• [Extract to read]:
((
In a strange paradox, I feel like, most of the time, this album is underrated or forgotten about because of its one huge song. Forgotten because of popularity and perhaps a bit of over saturation. Of course, 'I Melt With You' is the definition of classic. One of those perfect pop singles that defined an era and, through its universally articulate lyrics, simultaneously transcended that era for generations to come. Wonderful stuff. And one of those rare moments where a song is so good it feels, in retrospect, like a poetic victory for truly creative and genuine music.
But what about the album that that fantastic slice of pure pop magic came from?
Well, my friend, I'm glad you asked.
Originally released in 1982 on the British 4AD label, it must have sounded like an epic masterpiece at that point. Foreshadowing where fellow post-punkers-turned-pop bands like the Cure and New Order would go in the near future, it can now be asserted as the most perfect mashup of arty post-punk dissonances and pop catchiness. Its closest contemporaries were probably similarly minded albums like the Sound's All Fall Down or Echo and the Bunnymen's Heaven Up Here (and this one makes the most sense because it was magnificently produced by Hugh Jones, who handles production duties on After the Snow just a year after his work with the Bunnymen).
But we're a bit ahead of ourselves.
Allow me to indulge the Bunnymen comparison for just a bit more...
It's fitting that Hugh Jones worked with Echo on Heaven Up Here —perhaps the darkest and artiest album of their catalogue— in the same year that Modern English made their first album; itself a strange and drugged out affair that was certainly more goth than anyone would have guessed if they were working backwards through the band's discography.
I mean, just have a look at the cover.
The music isn't excessively weird, it's just much more psychedelic and downright trippy than most people would imagine for what is essentially a new wave album. A single (which can now be appropriately viewed as somewhat of a proto-shoegaze tune) was released and promptly ignored. After the band released Mesh and Lace, they were dubbed competent Joy Division knockoffs and nothing more was thought of the issue.
A year or so later, in a turn of events nobody in the most astute of logic would have foreseen, they re-emerged with 'I Melt With You' and had a minor British hit.
Its accompanying album was a fantastic mish mash of uber-pop, lushly layered arrangements, reflective melancholy and a toned-down but still present experimental edge.
Seriously, as rock albums go, this one is as about as diverse as they come.
The albums starts off with the wonderful second single 'Someone's Calling' and its excellent opening simile: 'Turning round as if in flight.' That's a descriptive lyric for this album, as well. The whole thing has the feeling of changing direction, slowly and methodically, as to not miss anything in the process.
))
• [Recorded data]:
((
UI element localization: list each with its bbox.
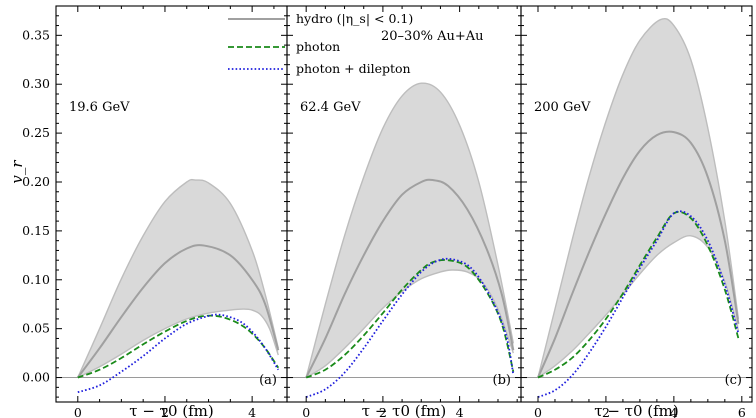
))
Answer these questions from the album review:
(a) On which label was the album originally released?
(b) What was the title of the album the band released before being dubbed Joy Division knockoffs?
(c) Which song opens the album?

• [The answer]:
(a) The British 4AD label
(b) Mesh and Lace
(c) 'Someone's Calling'